***** RECORDS SHOWN

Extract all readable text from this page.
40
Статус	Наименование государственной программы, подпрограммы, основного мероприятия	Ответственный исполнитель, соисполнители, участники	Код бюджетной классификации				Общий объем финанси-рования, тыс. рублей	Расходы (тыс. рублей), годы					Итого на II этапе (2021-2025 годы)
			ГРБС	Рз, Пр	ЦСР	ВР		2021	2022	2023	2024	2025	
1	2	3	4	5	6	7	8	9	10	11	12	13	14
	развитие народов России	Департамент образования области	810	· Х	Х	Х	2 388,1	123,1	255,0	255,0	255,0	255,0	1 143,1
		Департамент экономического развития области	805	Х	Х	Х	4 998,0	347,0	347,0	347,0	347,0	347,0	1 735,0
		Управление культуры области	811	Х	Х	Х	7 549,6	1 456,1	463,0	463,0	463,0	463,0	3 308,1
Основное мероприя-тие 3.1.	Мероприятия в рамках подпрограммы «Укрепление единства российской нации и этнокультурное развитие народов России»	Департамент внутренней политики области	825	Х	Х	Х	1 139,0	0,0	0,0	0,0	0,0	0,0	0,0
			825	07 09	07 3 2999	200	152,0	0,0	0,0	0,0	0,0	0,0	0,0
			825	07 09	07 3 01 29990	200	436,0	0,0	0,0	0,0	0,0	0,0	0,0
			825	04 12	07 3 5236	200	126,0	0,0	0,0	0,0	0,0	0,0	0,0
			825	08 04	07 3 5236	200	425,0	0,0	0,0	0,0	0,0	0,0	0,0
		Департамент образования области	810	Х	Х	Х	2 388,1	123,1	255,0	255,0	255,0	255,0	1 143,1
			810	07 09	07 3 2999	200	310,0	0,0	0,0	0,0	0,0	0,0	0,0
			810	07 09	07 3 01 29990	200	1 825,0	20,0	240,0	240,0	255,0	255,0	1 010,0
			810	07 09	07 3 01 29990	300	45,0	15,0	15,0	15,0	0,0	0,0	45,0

**********
***** RECORDS SHOWN

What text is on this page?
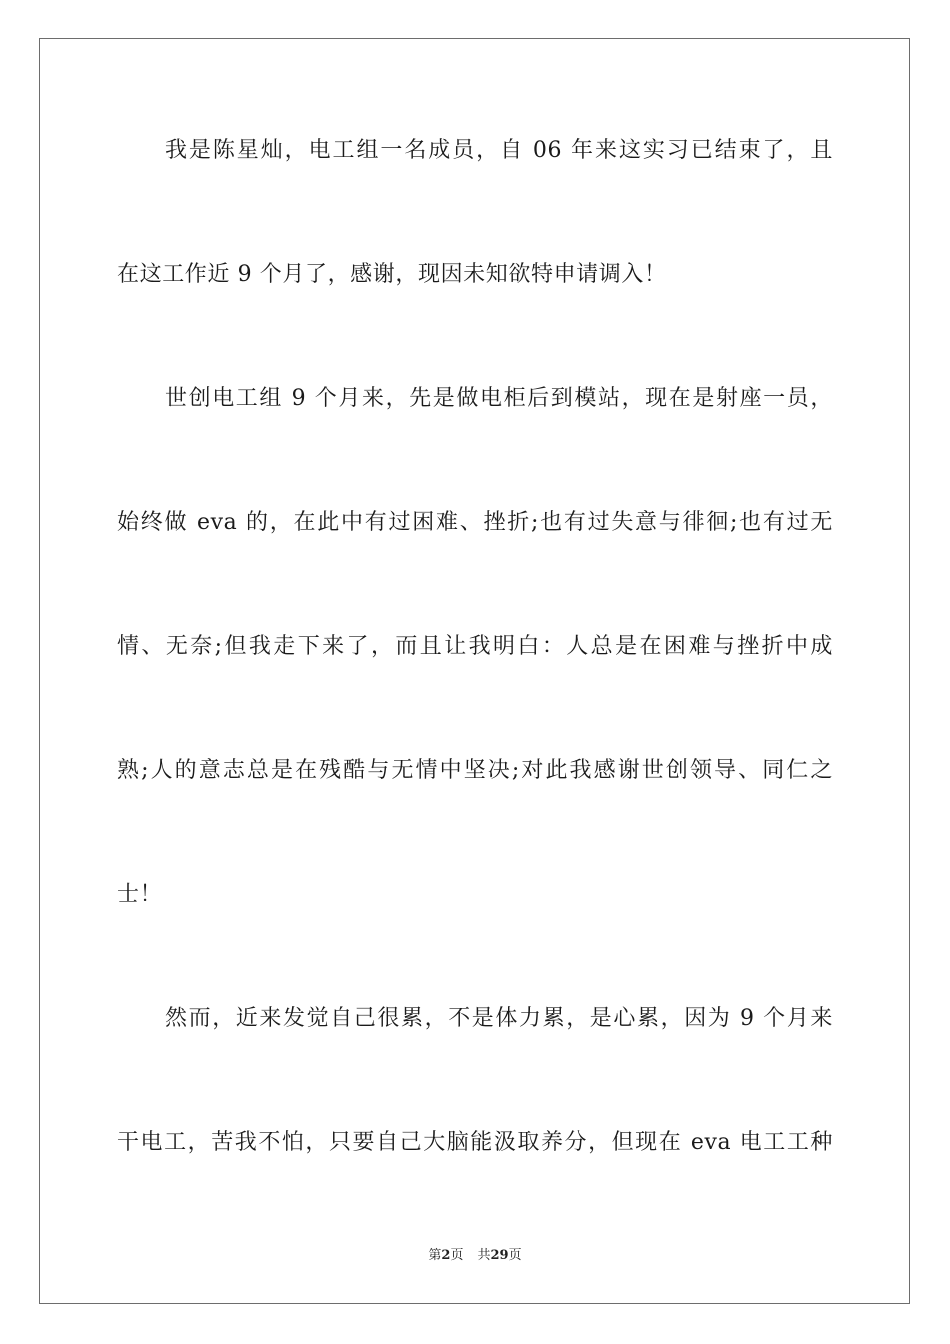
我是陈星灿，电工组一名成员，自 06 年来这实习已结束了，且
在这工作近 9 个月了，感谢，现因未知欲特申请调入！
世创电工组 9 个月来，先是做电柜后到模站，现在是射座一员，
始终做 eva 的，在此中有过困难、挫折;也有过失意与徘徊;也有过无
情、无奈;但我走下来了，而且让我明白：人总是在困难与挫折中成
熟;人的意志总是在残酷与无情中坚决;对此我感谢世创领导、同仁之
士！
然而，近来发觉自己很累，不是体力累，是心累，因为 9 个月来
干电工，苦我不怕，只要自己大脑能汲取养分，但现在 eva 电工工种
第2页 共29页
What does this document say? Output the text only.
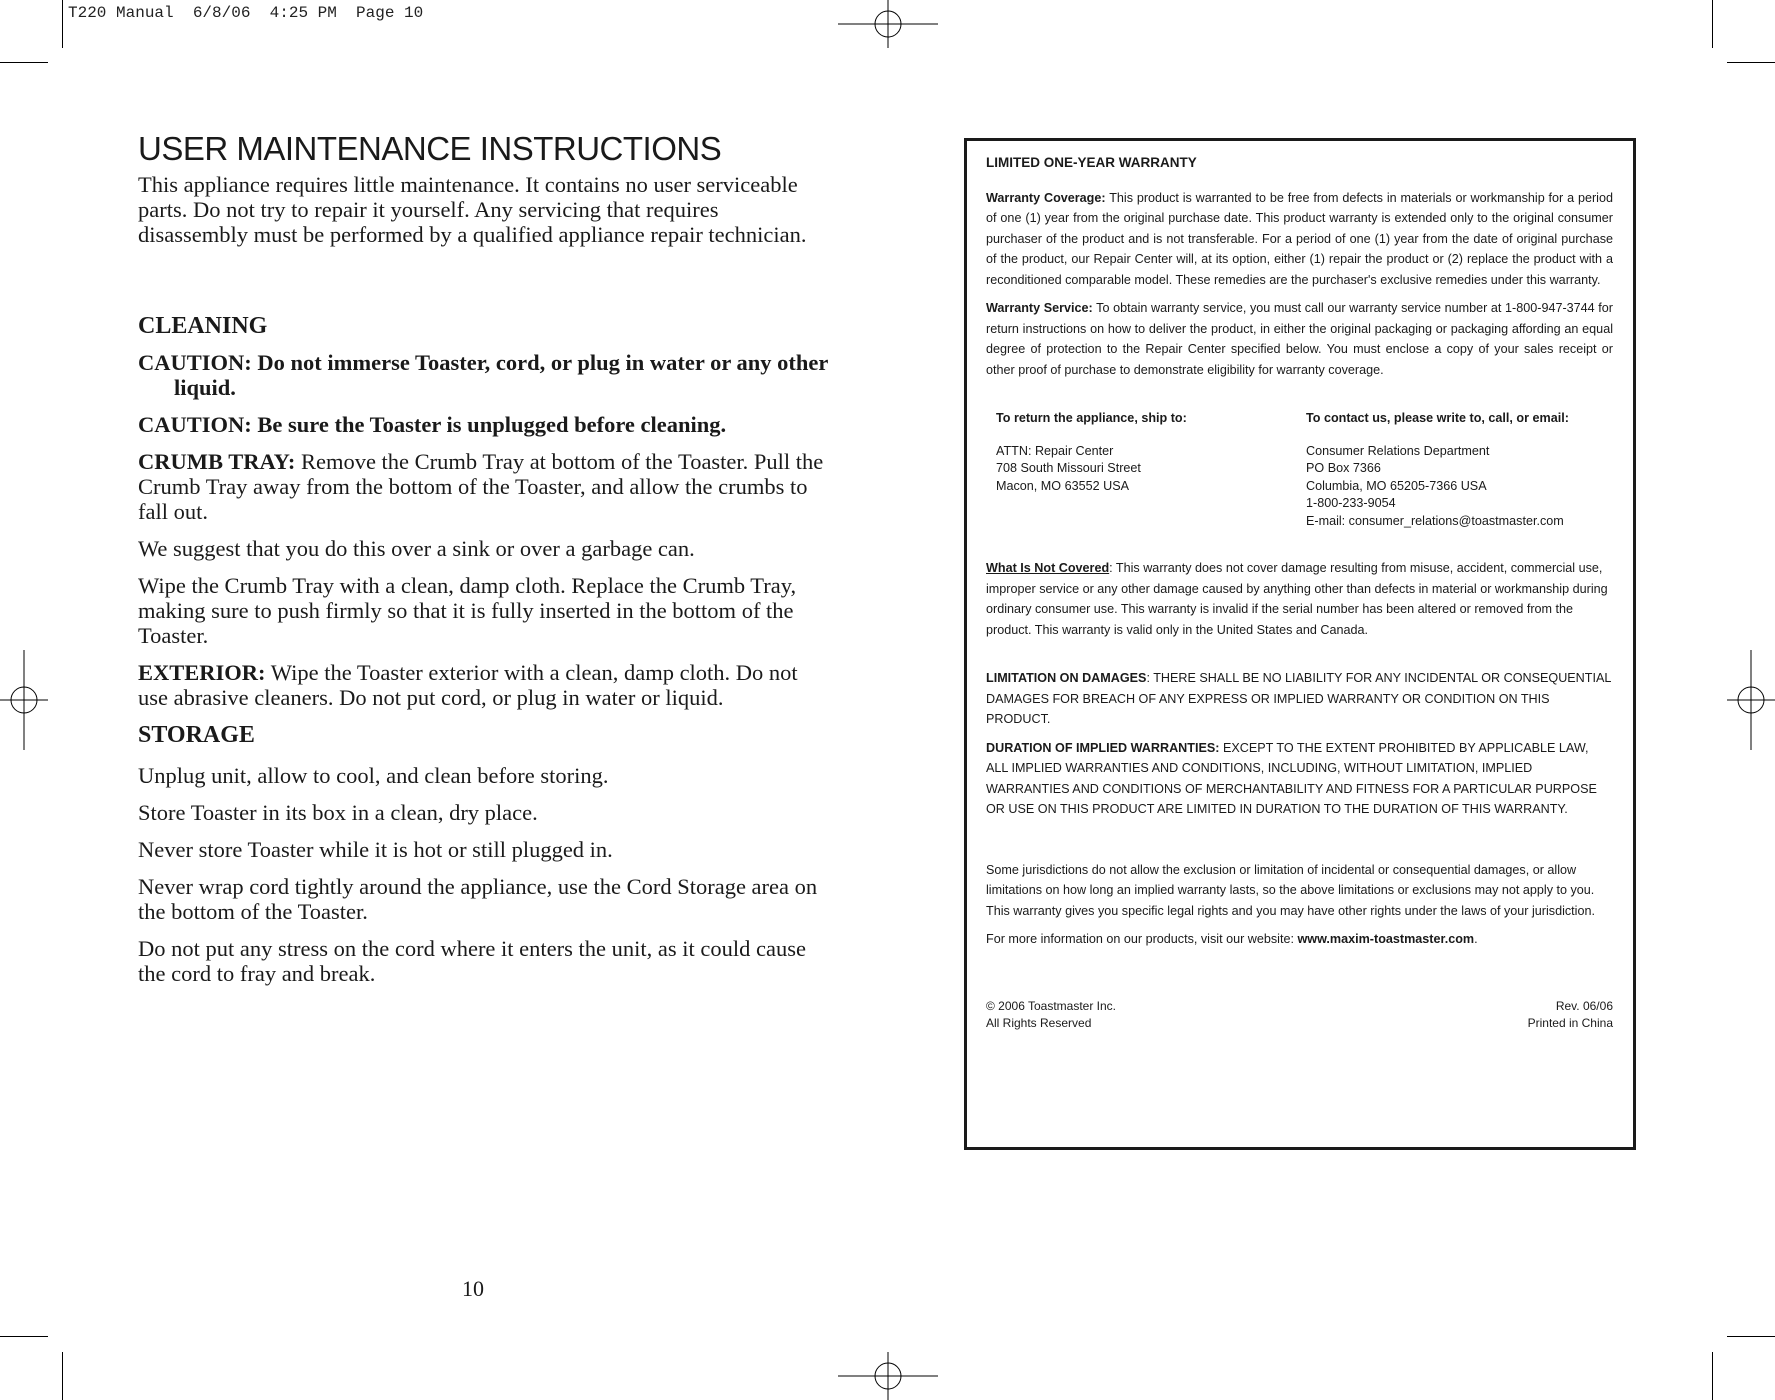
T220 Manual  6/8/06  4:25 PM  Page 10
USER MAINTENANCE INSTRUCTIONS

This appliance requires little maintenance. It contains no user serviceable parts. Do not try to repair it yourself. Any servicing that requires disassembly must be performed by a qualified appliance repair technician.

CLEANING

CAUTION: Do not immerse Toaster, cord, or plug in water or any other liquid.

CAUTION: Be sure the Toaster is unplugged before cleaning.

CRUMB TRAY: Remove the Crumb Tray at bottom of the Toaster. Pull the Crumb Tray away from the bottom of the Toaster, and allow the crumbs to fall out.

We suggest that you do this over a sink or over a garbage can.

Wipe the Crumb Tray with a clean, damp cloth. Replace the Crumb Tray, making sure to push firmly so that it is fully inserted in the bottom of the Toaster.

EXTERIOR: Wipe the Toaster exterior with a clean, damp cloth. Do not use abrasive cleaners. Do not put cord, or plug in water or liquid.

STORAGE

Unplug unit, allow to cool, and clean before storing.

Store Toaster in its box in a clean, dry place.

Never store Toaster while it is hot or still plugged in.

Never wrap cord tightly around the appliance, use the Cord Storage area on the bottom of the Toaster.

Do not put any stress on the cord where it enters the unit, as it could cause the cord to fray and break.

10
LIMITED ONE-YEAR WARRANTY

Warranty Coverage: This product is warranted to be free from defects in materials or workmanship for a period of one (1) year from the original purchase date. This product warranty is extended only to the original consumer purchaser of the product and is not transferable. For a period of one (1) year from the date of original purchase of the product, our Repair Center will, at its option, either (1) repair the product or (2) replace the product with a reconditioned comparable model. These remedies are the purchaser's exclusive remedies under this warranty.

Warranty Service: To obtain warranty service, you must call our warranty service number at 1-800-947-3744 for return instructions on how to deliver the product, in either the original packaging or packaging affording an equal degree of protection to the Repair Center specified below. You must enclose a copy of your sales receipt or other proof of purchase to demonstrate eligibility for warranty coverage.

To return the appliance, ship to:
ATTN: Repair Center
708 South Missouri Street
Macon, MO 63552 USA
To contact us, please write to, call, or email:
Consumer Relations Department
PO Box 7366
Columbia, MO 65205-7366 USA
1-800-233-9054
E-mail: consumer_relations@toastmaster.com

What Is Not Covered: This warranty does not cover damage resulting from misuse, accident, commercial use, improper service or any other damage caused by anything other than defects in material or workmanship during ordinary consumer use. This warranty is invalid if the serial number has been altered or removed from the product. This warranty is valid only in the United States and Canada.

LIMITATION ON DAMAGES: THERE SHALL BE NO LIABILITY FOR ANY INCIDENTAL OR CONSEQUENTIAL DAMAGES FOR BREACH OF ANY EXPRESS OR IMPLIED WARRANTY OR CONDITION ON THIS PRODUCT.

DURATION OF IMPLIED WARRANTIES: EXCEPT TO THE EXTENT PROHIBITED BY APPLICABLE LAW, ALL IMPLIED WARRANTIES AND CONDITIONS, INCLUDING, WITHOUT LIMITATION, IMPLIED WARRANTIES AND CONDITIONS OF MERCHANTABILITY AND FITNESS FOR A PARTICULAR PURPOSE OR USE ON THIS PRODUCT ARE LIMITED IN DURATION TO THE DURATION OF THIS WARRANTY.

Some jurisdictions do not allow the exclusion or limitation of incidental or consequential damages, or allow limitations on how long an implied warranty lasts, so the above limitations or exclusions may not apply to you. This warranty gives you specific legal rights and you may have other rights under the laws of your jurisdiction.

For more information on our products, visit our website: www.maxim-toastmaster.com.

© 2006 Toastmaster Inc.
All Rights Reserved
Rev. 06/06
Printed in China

**********
***** RECORDS SHOWN

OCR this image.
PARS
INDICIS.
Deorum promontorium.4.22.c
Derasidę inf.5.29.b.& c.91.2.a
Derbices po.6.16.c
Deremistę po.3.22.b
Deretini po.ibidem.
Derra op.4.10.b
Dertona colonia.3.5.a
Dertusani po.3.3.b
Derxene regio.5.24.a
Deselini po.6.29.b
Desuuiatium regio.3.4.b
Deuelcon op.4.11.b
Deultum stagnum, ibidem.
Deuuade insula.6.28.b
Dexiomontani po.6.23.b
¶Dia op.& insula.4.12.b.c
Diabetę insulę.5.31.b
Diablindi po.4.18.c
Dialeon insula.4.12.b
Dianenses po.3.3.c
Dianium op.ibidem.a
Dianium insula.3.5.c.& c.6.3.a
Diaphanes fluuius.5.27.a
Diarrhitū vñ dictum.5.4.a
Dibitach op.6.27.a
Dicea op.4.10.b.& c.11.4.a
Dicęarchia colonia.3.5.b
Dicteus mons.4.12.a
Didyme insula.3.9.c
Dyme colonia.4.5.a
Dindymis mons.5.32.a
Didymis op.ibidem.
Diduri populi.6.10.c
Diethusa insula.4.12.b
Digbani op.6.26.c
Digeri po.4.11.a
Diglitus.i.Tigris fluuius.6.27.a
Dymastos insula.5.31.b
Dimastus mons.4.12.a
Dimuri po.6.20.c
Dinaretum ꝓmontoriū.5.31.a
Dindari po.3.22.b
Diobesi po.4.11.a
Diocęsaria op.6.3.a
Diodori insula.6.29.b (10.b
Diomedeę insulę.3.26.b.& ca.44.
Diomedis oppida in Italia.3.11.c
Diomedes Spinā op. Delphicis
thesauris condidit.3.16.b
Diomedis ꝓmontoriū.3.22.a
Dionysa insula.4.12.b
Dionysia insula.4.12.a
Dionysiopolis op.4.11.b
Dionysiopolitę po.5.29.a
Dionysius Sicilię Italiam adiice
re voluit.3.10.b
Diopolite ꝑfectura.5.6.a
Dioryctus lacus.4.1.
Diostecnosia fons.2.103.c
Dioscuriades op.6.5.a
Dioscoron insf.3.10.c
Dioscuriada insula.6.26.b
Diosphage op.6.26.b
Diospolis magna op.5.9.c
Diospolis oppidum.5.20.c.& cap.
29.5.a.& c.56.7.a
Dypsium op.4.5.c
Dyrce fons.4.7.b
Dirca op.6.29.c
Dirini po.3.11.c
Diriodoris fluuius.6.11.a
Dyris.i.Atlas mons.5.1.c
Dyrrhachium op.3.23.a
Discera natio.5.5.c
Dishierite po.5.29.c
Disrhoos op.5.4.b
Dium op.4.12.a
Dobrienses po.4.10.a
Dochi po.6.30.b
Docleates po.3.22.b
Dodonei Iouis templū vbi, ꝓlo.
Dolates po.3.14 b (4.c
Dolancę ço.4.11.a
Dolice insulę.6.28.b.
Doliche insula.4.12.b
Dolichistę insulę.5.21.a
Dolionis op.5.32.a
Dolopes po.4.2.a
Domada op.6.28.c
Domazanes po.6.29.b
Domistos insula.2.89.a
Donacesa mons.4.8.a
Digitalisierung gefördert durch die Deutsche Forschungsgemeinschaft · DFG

**********

### WHAT TO WORK ON:
Report each line of the material above where the word "that" appears.

### FULL ANSWER:
This appliance requires little maintenance. It contains no user serviceable parts. Do not try to repair it yourself. Any servicing that requires disassembly must be performed by a qualified appliance repair technician.
We suggest that you do this over a sink or over a garbage can.
Wipe the Crumb Tray with a clean, damp cloth. Replace the Crumb Tray, making sure to push firmly so that it is fully inserted in the bottom of the Toaster.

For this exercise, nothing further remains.